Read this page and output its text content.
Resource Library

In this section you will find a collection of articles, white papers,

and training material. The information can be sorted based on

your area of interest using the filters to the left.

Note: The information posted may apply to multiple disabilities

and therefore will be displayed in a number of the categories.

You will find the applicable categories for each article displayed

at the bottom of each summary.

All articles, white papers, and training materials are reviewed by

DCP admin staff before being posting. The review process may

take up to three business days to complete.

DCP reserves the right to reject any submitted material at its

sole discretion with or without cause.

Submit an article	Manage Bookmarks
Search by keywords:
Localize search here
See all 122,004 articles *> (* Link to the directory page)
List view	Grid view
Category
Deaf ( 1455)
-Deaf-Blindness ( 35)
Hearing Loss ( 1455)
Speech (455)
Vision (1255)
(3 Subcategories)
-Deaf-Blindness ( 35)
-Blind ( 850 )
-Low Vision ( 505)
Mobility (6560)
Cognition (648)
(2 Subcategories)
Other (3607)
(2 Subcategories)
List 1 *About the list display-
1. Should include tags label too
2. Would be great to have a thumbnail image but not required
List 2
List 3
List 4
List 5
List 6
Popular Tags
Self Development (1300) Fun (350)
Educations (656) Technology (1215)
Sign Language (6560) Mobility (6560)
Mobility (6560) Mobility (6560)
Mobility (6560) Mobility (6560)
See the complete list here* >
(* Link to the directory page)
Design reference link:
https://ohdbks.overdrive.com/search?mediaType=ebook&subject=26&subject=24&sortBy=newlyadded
══════════
**What is asked:** Extract the full listing above without altering anything.

**The reply:**
Read this page and output its text content.
Resource Library

In this section you will find a collection of articles, white papers,

and training material. The information can be sorted based on

your area of interest using the filters to the left.

Note: The information posted may apply to multiple disabilities

and therefore will be displayed in a number of the categories.

You will find the applicable categories for each article displayed

at the bottom of each summary.

All articles, white papers, and training materials are reviewed by

DCP admin staff before being posting. The review process may

take up to three business days to complete.

DCP reserves the right to reject any submitted material at its

sole discretion with or without cause.

Submit an article	Manage Bookmarks
Search by keywords:
Localize search here
See all 122,004 articles *> (* Link to the directory page)
List view	Grid view
Category
Deaf ( 1455)
-Deaf-Blindness ( 35)
Hearing Loss ( 1455)
Speech (455)
Vision (1255)
(3 Subcategories)
-Deaf-Blindness ( 35)
-Blind ( 850 )
-Low Vision ( 505)
Mobility (6560)
Cognition (648)
(2 Subcategories)
Other (3607)
(2 Subcategories)
List 1 *About the list display-
1. Should include tags label too
2. Would be great to have a thumbnail image but not required
List 2
List 3
List 4
List 5
List 6
Popular Tags
Self Development (1300) Fun (350)
Educations (656) Technology (1215)
Sign Language (6560) Mobility (6560)
Mobility (6560) Mobility (6560)
Mobility (6560) Mobility (6560)
See the complete list here* >
(* Link to the directory page)
Design reference link:
https://ohdbks.overdrive.com/search?mediaType=ebook&subject=26&subject=24&sortBy=newlyadded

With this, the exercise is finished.